> _Brief_
Exclude all pictures, then copy each of the records exactly as written.

== Exercise material

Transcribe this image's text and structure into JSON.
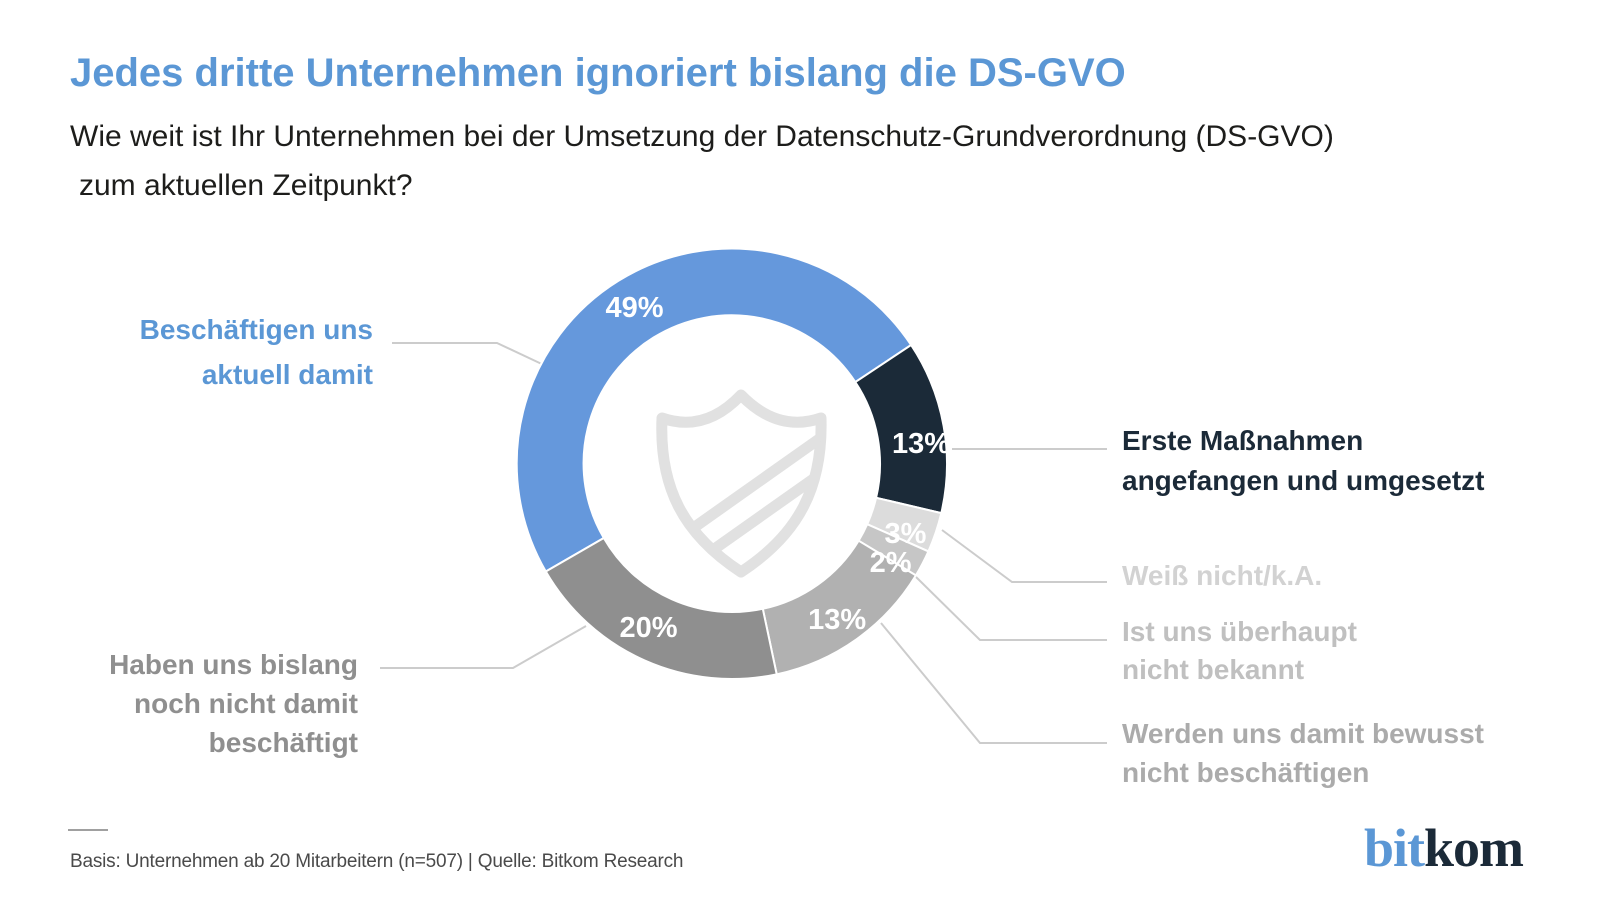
{
  "header": {
    "title": "Jedes dritte Unternehmen ignoriert bislang die DS-GVO",
    "title_color": "#5b97d5",
    "subtitle_line1": "Wie weit ist Ihr Unternehmen bei der Umsetzung der Datenschutz-Grundverordnung (DS-GVO)",
    "subtitle_line2": "zum aktuellen Zeitpunkt?"
  },
  "chart_data": {
    "type": "pie",
    "variant": "donut",
    "title": "",
    "unit": "%",
    "start_angle_deg": 240,
    "clockwise": true,
    "center": [
      732,
      464
    ],
    "outer_radius": 215,
    "inner_radius": 148,
    "separator_color": "#ffffff",
    "center_icon": "shield-icon",
    "center_icon_color": "#e1e1e1",
    "value_label_format": "{value}%",
    "segments": [
      {
        "label": "Beschäftigen uns aktuell damit",
        "value": 49,
        "color": "#6598dc",
        "label_angle_deg": 328,
        "label_radius": 184
      },
      {
        "label": "Erste Maßnahmen angefangen und umgesetzt",
        "value": 13,
        "color": "#1b2a38",
        "label_angle_deg": 84,
        "label_radius": 190
      },
      {
        "label": "Weiß nicht/k.A.",
        "value": 3,
        "color": "#dcdcdc",
        "label_angle_deg": 112,
        "label_radius": 187
      },
      {
        "label": "Ist uns überhaupt nicht bekannt",
        "value": 2,
        "color": "#c6c6c6",
        "label_angle_deg": 122,
        "label_radius": 187
      },
      {
        "label": "Werden uns damit bewusst nicht beschäftigen",
        "value": 13,
        "color": "#b1b1b1",
        "label_angle_deg": 146,
        "label_radius": 188
      },
      {
        "label": "Haben uns bislang noch nicht damit beschäftigt",
        "value": 20,
        "color": "#8f8f8f",
        "label_angle_deg": 207,
        "label_radius": 184
      }
    ],
    "legend_position": "callout-labels"
  },
  "callouts": {
    "blue": {
      "line1": "Beschäftigen uns",
      "line2": "aktuell damit",
      "color": "#5b97d5"
    },
    "erste": {
      "line1": "Erste Maßnahmen",
      "line2": "angefangen und umgesetzt",
      "color": "#1b2a38"
    },
    "weiss": {
      "line1": "Weiß nicht/k.A.",
      "color": "#d2d2d2"
    },
    "ist": {
      "line1": "Ist uns überhaupt",
      "line2": "nicht bekannt",
      "color": "#c0c0c0"
    },
    "werden": {
      "line1": "Werden uns damit bewusst",
      "line2": "nicht beschäftigen",
      "color": "#ababab"
    },
    "haben": {
      "line1": "Haben uns bislang",
      "line2": "noch nicht damit",
      "line3": "beschäftigt",
      "color": "#8f8f8f"
    }
  },
  "footer": {
    "basis": "Basis: Unternehmen ab 20 Mitarbeitern (n=507) | Quelle: Bitkom Research"
  },
  "logo": {
    "part1": "bit",
    "part2": "kom",
    "part1_color": "#5b97d5",
    "part2_color": "#1b2a38"
  }
}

====

> _Final result_
Transcribe this image's text and structure into JSON.
{
  "header": {
    "title": "Jedes dritte Unternehmen ignoriert bislang die DS-GVO",
    "title_color": "#5b97d5",
    "subtitle_line1": "Wie weit ist Ihr Unternehmen bei der Umsetzung der Datenschutz-Grundverordnung (DS-GVO)",
    "subtitle_line2": "zum aktuellen Zeitpunkt?"
  },
  "chart_data": {
    "type": "pie",
    "variant": "donut",
    "title": "",
    "unit": "%",
    "start_angle_deg": 240,
    "clockwise": true,
    "center": [
      732,
      464
    ],
    "outer_radius": 215,
    "inner_radius": 148,
    "separator_color": "#ffffff",
    "center_icon": "shield-icon",
    "center_icon_color": "#e1e1e1",
    "value_label_format": "{value}%",
    "segments": [
      {
        "label": "Beschäftigen uns aktuell damit",
        "value": 49,
        "color": "#6598dc",
        "label_angle_deg": 328,
        "label_radius": 184
      },
      {
        "label": "Erste Maßnahmen angefangen und umgesetzt",
        "value": 13,
        "color": "#1b2a38",
        "label_angle_deg": 84,
        "label_radius": 190
      },
      {
        "label": "Weiß nicht/k.A.",
        "value": 3,
        "color": "#dcdcdc",
        "label_angle_deg": 112,
        "label_radius": 187
      },
      {
        "label": "Ist uns überhaupt nicht bekannt",
        "value": 2,
        "color": "#c6c6c6",
        "label_angle_deg": 122,
        "label_radius": 187
      },
      {
        "label": "Werden uns damit bewusst nicht beschäftigen",
        "value": 13,
        "color": "#b1b1b1",
        "label_angle_deg": 146,
        "label_radius": 188
      },
      {
        "label": "Haben uns bislang noch nicht damit beschäftigt",
        "value": 20,
        "color": "#8f8f8f",
        "label_angle_deg": 207,
        "label_radius": 184
      }
    ],
    "legend_position": "callout-labels"
  },
  "callouts": {
    "blue": {
      "line1": "Beschäftigen uns",
      "line2": "aktuell damit",
      "color": "#5b97d5"
    },
    "erste": {
      "line1": "Erste Maßnahmen",
      "line2": "angefangen und umgesetzt",
      "color": "#1b2a38"
    },
    "weiss": {
      "line1": "Weiß nicht/k.A.",
      "color": "#d2d2d2"
    },
    "ist": {
      "line1": "Ist uns überhaupt",
      "line2": "nicht bekannt",
      "color": "#c0c0c0"
    },
    "werden": {
      "line1": "Werden uns damit bewusst",
      "line2": "nicht beschäftigen",
      "color": "#ababab"
    },
    "haben": {
      "line1": "Haben uns bislang",
      "line2": "noch nicht damit",
      "line3": "beschäftigt",
      "color": "#8f8f8f"
    }
  },
  "footer": {
    "basis": "Basis: Unternehmen ab 20 Mitarbeitern (n=507) | Quelle: Bitkom Research"
  },
  "logo": {
    "part1": "bit",
    "part2": "kom",
    "part1_color": "#5b97d5",
    "part2_color": "#1b2a38"
  }
}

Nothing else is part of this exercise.